** START OF SUPPLIED DATA **
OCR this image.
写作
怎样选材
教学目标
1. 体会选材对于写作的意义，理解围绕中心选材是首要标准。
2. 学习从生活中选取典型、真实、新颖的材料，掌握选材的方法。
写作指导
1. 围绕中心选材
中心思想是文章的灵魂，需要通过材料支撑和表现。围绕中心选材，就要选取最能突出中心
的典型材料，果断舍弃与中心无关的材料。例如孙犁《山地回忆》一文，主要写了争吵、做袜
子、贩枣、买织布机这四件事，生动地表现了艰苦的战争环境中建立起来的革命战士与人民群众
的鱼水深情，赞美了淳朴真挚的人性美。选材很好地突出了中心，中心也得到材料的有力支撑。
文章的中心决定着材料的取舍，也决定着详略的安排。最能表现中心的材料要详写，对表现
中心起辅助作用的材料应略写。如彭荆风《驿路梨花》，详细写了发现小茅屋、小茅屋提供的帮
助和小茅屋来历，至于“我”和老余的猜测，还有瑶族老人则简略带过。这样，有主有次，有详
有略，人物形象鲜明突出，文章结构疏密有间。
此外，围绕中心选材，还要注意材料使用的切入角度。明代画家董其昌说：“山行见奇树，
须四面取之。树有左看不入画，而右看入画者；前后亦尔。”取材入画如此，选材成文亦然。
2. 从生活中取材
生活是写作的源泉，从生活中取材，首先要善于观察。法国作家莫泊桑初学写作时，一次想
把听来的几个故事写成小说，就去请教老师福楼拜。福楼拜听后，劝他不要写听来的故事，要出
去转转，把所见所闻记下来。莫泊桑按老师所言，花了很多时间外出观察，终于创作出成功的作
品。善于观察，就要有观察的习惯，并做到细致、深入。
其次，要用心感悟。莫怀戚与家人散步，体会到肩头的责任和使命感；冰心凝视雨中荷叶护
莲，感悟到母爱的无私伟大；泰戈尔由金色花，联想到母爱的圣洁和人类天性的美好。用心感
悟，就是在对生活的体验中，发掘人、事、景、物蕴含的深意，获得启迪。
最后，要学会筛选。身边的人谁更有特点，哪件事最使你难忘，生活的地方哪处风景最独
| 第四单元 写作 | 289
** END OF SUPPLIED DATA **
» **WHAT YOU HAVE TO DO**:
Reproduce the entries above in full, verbatim.

» **SOLVED PROBLEM**:
OCR this image.
写作
怎样选材
教学目标
1. 体会选材对于写作的意义，理解围绕中心选材是首要标准。
2. 学习从生活中选取典型、真实、新颖的材料，掌握选材的方法。
写作指导
1. 围绕中心选材
中心思想是文章的灵魂，需要通过材料支撑和表现。围绕中心选材，就要选取最能突出中心
的典型材料，果断舍弃与中心无关的材料。例如孙犁《山地回忆》一文，主要写了争吵、做袜
子、贩枣、买织布机这四件事，生动地表现了艰苦的战争环境中建立起来的革命战士与人民群众
的鱼水深情，赞美了淳朴真挚的人性美。选材很好地突出了中心，中心也得到材料的有力支撑。
文章的中心决定着材料的取舍，也决定着详略的安排。最能表现中心的材料要详写，对表现
中心起辅助作用的材料应略写。如彭荆风《驿路梨花》，详细写了发现小茅屋、小茅屋提供的帮
助和小茅屋来历，至于“我”和老余的猜测，还有瑶族老人则简略带过。这样，有主有次，有详
有略，人物形象鲜明突出，文章结构疏密有间。
此外，围绕中心选材，还要注意材料使用的切入角度。明代画家董其昌说：“山行见奇树，
须四面取之。树有左看不入画，而右看入画者；前后亦尔。”取材入画如此，选材成文亦然。
2. 从生活中取材
生活是写作的源泉，从生活中取材，首先要善于观察。法国作家莫泊桑初学写作时，一次想
把听来的几个故事写成小说，就去请教老师福楼拜。福楼拜听后，劝他不要写听来的故事，要出
去转转，把所见所闻记下来。莫泊桑按老师所言，花了很多时间外出观察，终于创作出成功的作
品。善于观察，就要有观察的习惯，并做到细致、深入。
其次，要用心感悟。莫怀戚与家人散步，体会到肩头的责任和使命感；冰心凝视雨中荷叶护
莲，感悟到母爱的无私伟大；泰戈尔由金色花，联想到母爱的圣洁和人类天性的美好。用心感
悟，就是在对生活的体验中，发掘人、事、景、物蕴含的深意，获得启迪。
最后，要学会筛选。身边的人谁更有特点，哪件事最使你难忘，生活的地方哪处风景最独
| 第四单元 写作 | 289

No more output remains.